# Directive
Where a line holds "Ciel", copy it.

** Begin Dataset entries **

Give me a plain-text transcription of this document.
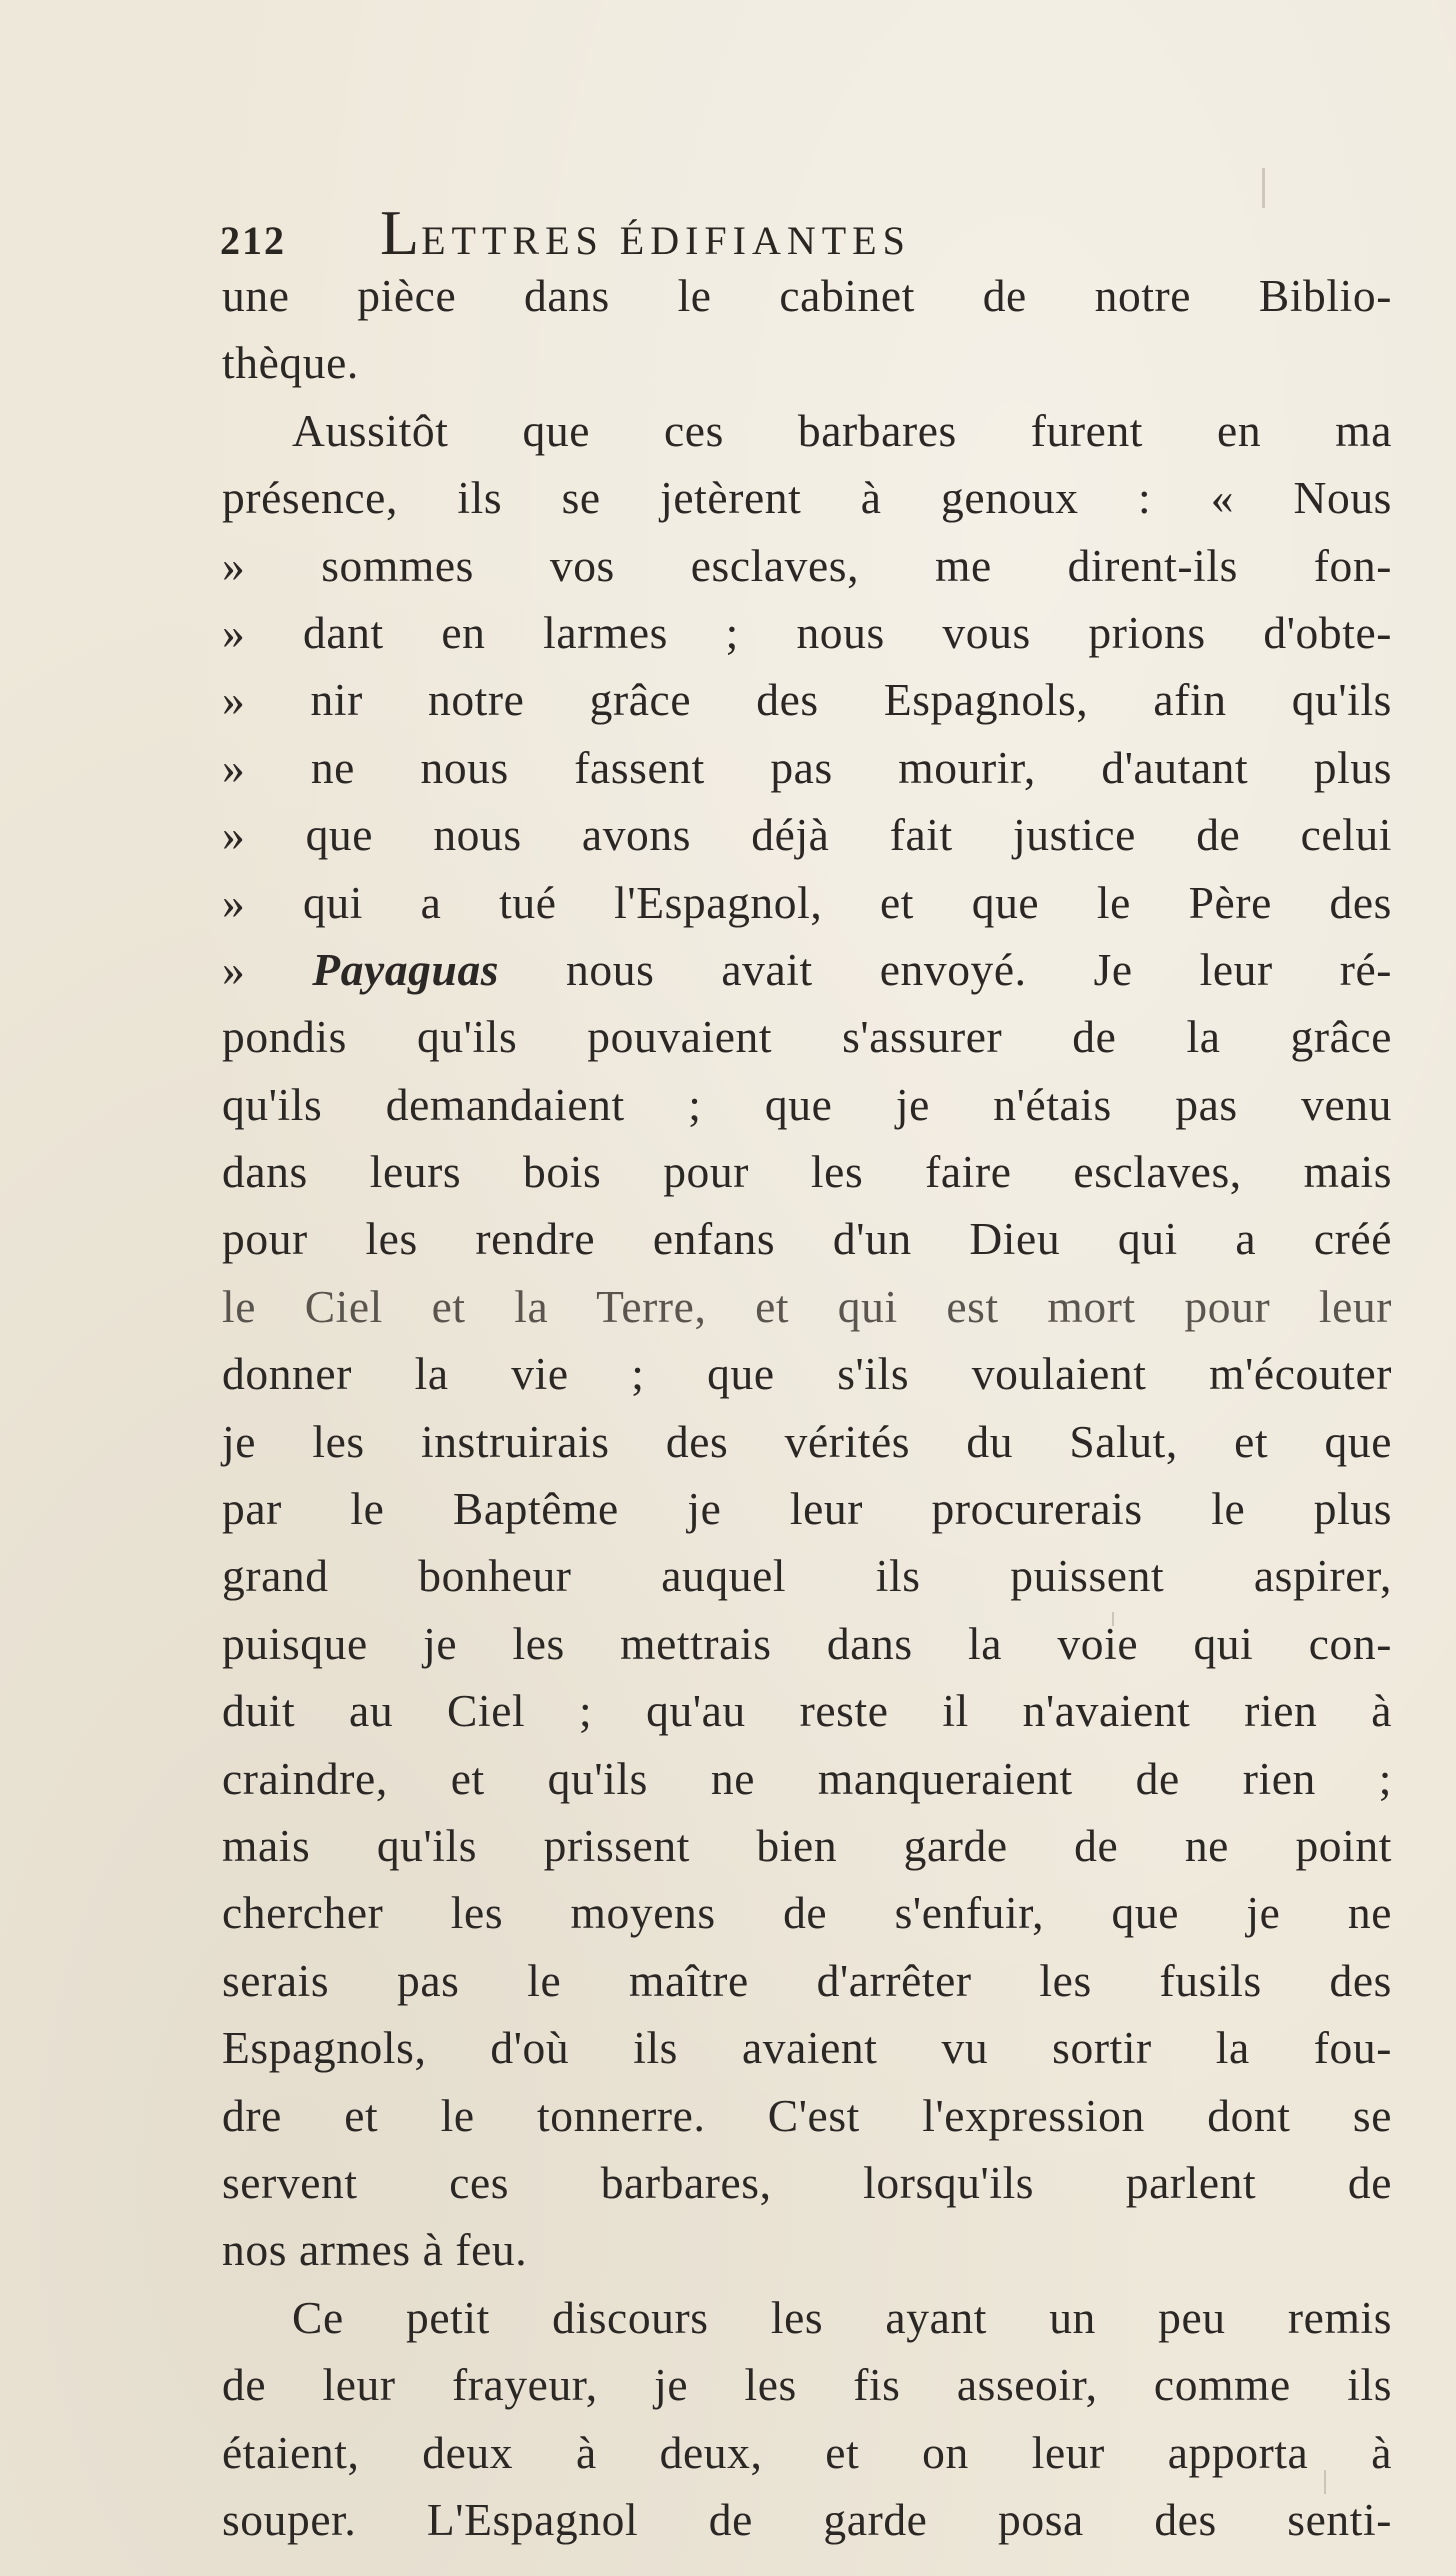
212	LETTRES ÉDIFIANTES
une pièce dans le cabinet de notre Biblio-
thèque.
Aussitôt que ces barbares furent en ma
présence, ils se jetèrent à genoux : « Nous
» sommes vos esclaves, me dirent-ils fon-
» dant en larmes ; nous vous prions d'obte-
» nir notre grâce des Espagnols, afin qu'ils
» ne nous fassent pas mourir, d'autant plus
» que nous avons déjà fait justice de celui
» qui a tué l'Espagnol, et que le Père des
» Payaguas nous avait envoyé. Je leur ré-
pondis qu'ils pouvaient s'assurer de la grâce
qu'ils demandaient ; que je n'étais pas venu
dans leurs bois pour les faire esclaves, mais
pour les rendre enfans d'un Dieu qui a créé
le Ciel et la Terre, et qui est mort pour leur
donner la vie ; que s'ils voulaient m'écouter
je les instruirais des vérités du Salut, et que
par le Baptême je leur procurerais le plus
grand bonheur auquel ils puissent aspirer,
puisque je les mettrais dans la voie qui con-
duit au Ciel ; qu'au reste il n'avaient rien à
craindre, et qu'ils ne manqueraient de rien ;
mais qu'ils prissent bien garde de ne point
chercher les moyens de s'enfuir, que je ne
serais pas le maître d'arrêter les fusils des
Espagnols, d'où ils avaient vu sortir la fou-
dre et le tonnerre. C'est l'expression dont se
servent ces barbares, lorsqu'ils parlent de
nos armes à feu.
Ce petit discours les ayant un peu remis
de leur frayeur, je les fis asseoir, comme ils
étaient, deux à deux, et on leur apporta à
souper. L'Espagnol de garde posa des senti-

** End Dataset entries **

# Reply
le Ciel et la Terre, et qui est mort pour leur
duit au Ciel ; qu'au reste il n'avaient rien à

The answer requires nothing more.